Scan the records below. List lines holding "gametalarni".

────────────────────

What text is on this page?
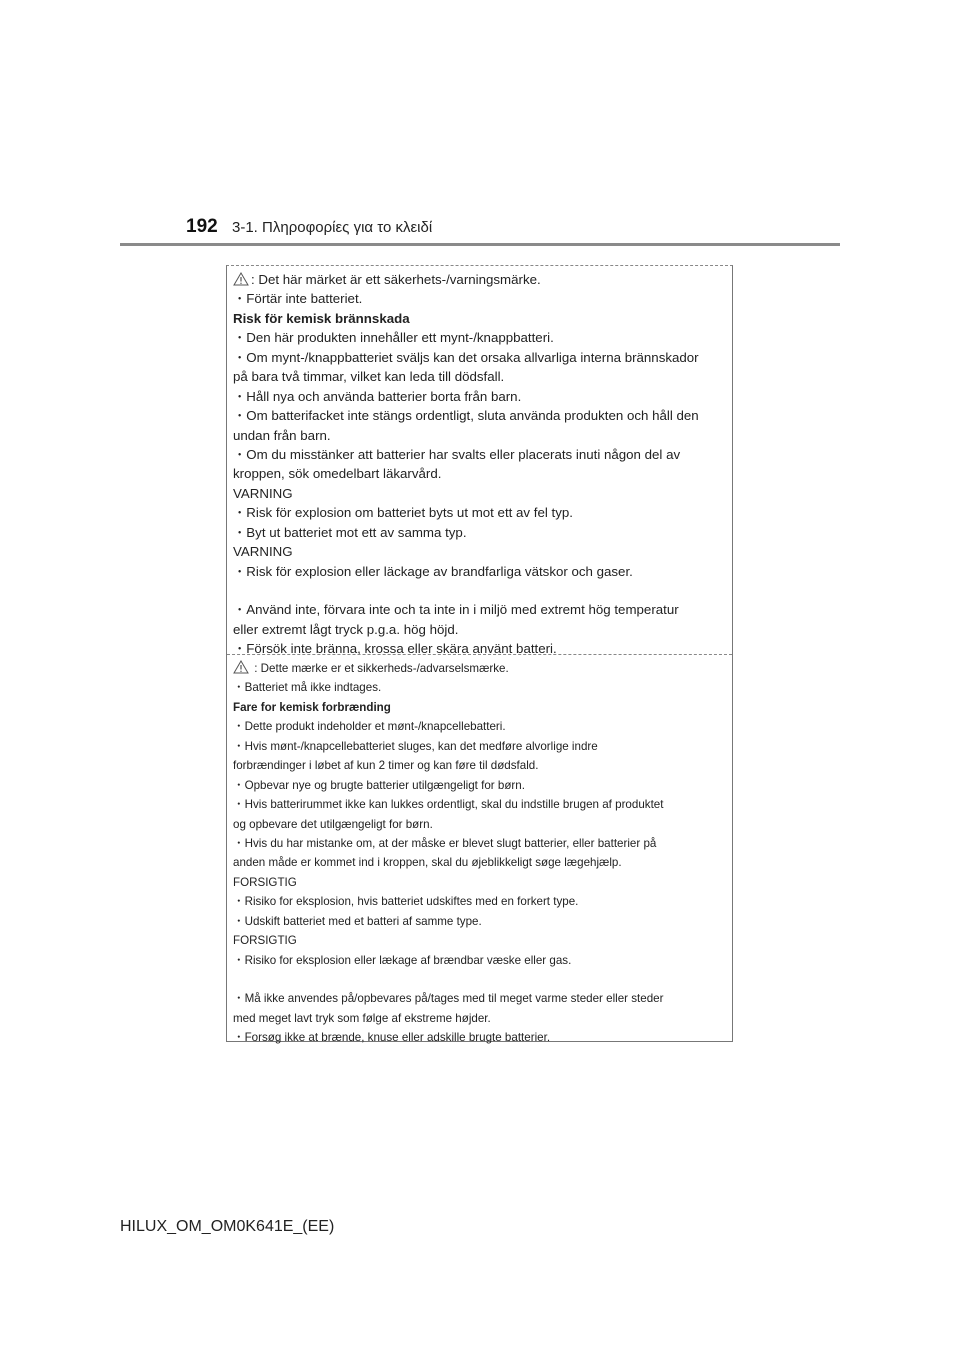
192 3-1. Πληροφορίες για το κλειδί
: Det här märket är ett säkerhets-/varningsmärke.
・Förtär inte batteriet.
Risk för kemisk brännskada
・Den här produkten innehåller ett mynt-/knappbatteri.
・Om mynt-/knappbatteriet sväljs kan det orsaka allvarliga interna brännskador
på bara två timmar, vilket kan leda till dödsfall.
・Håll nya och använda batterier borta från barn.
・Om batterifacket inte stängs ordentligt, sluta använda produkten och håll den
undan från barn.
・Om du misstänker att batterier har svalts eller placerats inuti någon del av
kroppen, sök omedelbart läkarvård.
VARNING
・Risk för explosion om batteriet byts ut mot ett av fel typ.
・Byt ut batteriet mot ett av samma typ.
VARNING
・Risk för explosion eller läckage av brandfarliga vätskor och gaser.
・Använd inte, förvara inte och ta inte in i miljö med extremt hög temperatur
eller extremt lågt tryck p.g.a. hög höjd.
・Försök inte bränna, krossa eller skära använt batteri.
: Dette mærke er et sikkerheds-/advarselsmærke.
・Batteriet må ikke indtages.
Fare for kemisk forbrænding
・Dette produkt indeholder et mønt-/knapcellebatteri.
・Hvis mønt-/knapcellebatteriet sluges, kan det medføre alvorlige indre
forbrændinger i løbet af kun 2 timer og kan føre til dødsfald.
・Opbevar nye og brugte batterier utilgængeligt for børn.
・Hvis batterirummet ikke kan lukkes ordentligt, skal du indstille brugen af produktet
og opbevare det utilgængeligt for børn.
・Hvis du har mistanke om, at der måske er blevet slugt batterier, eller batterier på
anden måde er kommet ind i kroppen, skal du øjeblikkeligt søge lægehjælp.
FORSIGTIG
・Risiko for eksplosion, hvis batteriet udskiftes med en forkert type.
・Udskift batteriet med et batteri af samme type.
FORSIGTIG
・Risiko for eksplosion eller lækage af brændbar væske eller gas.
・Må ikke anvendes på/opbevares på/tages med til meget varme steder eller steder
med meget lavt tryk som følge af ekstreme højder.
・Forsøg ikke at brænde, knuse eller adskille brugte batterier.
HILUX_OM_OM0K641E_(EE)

────────────────────

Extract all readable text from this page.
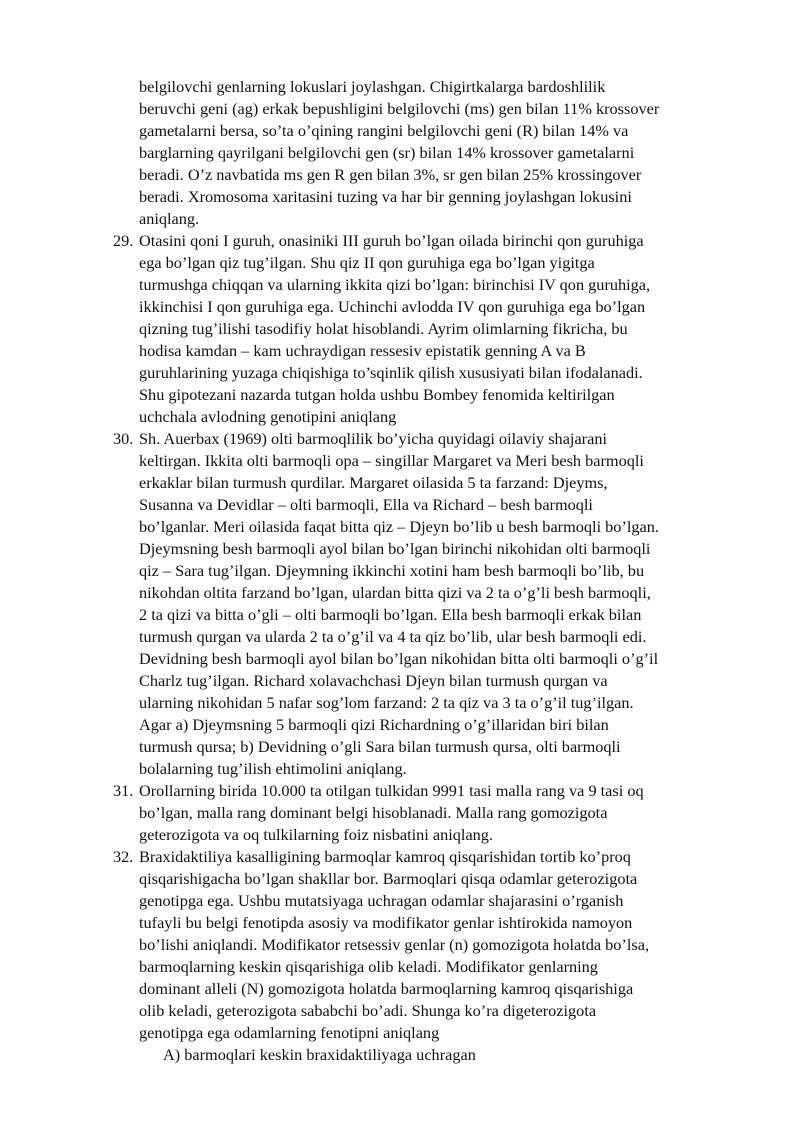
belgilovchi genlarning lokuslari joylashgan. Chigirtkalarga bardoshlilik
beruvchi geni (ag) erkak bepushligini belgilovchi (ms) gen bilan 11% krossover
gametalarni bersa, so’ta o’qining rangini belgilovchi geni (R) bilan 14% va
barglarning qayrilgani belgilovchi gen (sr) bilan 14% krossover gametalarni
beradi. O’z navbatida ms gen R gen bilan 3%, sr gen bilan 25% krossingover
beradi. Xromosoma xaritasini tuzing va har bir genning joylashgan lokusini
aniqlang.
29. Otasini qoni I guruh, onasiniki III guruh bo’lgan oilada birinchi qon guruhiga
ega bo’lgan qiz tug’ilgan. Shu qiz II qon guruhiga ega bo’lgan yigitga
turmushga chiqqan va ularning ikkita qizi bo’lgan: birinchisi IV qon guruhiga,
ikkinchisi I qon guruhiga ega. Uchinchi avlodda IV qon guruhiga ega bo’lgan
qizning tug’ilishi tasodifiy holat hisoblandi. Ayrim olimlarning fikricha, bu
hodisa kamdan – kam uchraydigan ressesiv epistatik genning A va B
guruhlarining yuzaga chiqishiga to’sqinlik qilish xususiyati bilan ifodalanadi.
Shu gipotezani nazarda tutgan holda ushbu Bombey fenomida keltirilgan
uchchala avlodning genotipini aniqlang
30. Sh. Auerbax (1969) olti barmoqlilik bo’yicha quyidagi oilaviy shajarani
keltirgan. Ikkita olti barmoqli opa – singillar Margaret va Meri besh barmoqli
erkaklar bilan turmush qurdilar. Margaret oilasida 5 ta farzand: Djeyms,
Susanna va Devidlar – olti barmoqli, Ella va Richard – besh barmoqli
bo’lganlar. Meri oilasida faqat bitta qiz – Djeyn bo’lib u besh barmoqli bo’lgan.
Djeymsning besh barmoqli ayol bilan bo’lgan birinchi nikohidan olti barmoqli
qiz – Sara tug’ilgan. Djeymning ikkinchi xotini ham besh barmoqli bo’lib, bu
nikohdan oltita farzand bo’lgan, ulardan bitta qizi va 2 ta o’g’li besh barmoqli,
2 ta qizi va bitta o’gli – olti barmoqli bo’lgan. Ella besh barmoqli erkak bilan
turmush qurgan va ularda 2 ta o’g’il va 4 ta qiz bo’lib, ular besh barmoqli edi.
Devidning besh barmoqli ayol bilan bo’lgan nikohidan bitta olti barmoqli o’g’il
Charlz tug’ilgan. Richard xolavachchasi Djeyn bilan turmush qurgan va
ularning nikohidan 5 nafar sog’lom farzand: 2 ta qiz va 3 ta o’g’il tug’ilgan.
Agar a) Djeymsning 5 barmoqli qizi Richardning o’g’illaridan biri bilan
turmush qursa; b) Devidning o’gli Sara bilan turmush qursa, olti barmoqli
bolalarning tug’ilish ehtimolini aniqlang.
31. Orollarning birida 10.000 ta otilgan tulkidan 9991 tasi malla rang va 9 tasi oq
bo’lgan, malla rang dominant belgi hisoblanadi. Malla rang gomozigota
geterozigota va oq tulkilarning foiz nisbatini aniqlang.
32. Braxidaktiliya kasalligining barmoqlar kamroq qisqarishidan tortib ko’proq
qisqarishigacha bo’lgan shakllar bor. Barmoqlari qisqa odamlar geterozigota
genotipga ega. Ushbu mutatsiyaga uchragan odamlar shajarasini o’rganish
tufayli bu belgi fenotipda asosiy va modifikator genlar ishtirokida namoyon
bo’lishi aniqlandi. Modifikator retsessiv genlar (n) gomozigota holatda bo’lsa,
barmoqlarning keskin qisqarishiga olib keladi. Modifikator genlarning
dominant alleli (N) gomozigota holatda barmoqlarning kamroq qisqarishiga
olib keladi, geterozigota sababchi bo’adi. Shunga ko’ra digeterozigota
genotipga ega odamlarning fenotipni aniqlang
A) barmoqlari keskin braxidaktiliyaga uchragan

────────────────────

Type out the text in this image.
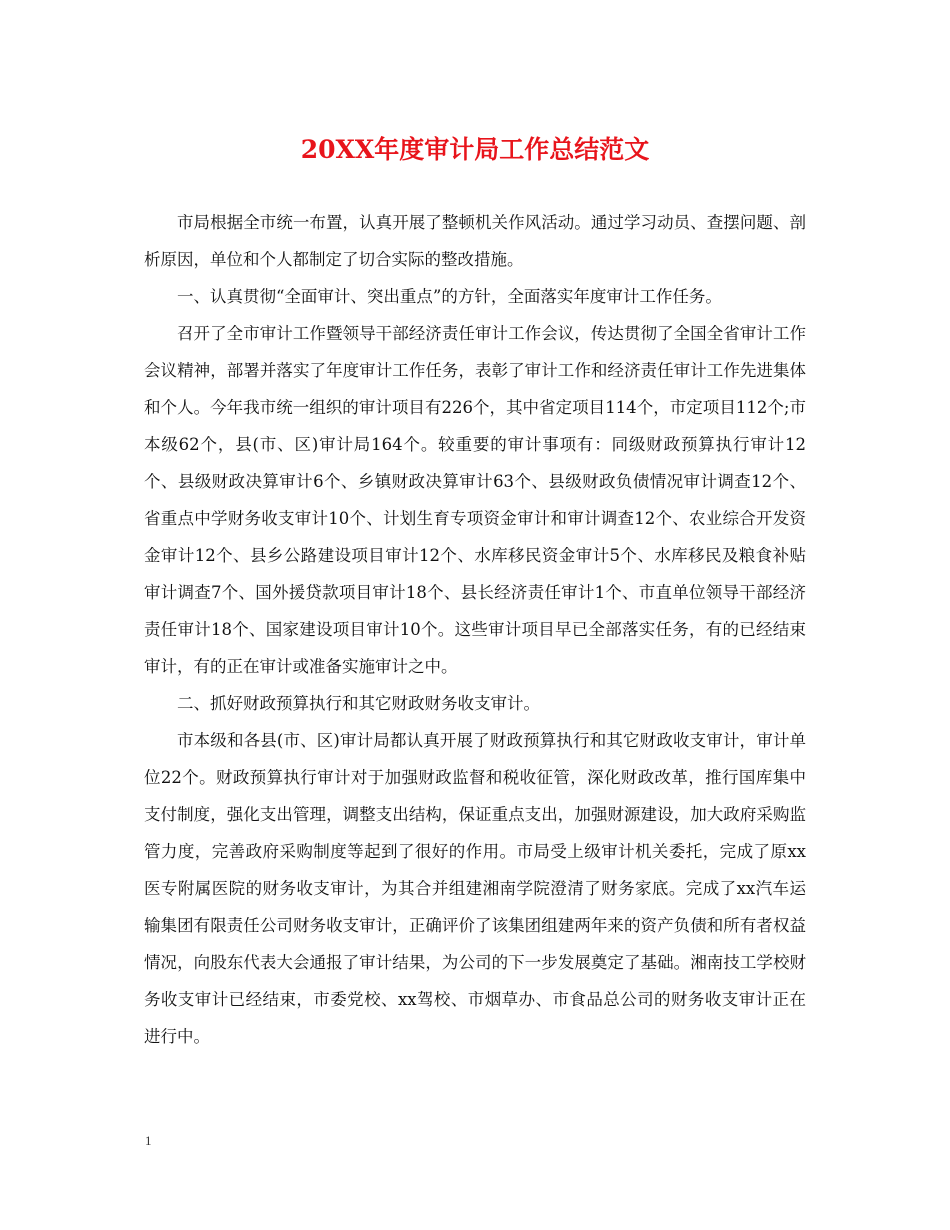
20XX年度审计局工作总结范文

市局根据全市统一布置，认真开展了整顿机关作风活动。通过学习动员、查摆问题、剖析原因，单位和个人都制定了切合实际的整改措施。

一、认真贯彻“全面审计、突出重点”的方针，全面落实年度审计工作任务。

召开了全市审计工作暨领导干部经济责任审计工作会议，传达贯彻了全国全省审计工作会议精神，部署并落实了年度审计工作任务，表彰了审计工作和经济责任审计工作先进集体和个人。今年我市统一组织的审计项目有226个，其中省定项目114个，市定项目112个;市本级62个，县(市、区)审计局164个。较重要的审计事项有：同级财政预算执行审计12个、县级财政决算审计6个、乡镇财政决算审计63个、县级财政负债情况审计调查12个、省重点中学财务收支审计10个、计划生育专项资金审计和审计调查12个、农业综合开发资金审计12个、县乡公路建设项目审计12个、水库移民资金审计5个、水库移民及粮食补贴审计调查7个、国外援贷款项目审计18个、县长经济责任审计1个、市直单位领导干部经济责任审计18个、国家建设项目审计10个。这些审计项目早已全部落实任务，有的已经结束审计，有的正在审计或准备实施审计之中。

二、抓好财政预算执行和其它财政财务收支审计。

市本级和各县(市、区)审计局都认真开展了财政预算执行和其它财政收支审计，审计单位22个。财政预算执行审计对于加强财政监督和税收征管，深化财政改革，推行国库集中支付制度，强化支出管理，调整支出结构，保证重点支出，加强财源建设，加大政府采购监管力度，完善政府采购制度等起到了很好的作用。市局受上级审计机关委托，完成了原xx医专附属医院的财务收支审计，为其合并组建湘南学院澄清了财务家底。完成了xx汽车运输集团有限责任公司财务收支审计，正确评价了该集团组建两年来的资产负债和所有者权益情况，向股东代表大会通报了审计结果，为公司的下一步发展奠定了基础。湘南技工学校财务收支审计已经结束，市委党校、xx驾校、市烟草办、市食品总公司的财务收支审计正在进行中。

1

────────────────────

Answer to the exercise:
gametalarni bersa, so’ta o’qining rangini belgilovchi geni (R) bilan 14% va
barglarning qayrilgani belgilovchi gen (sr) bilan 14% krossover gametalarni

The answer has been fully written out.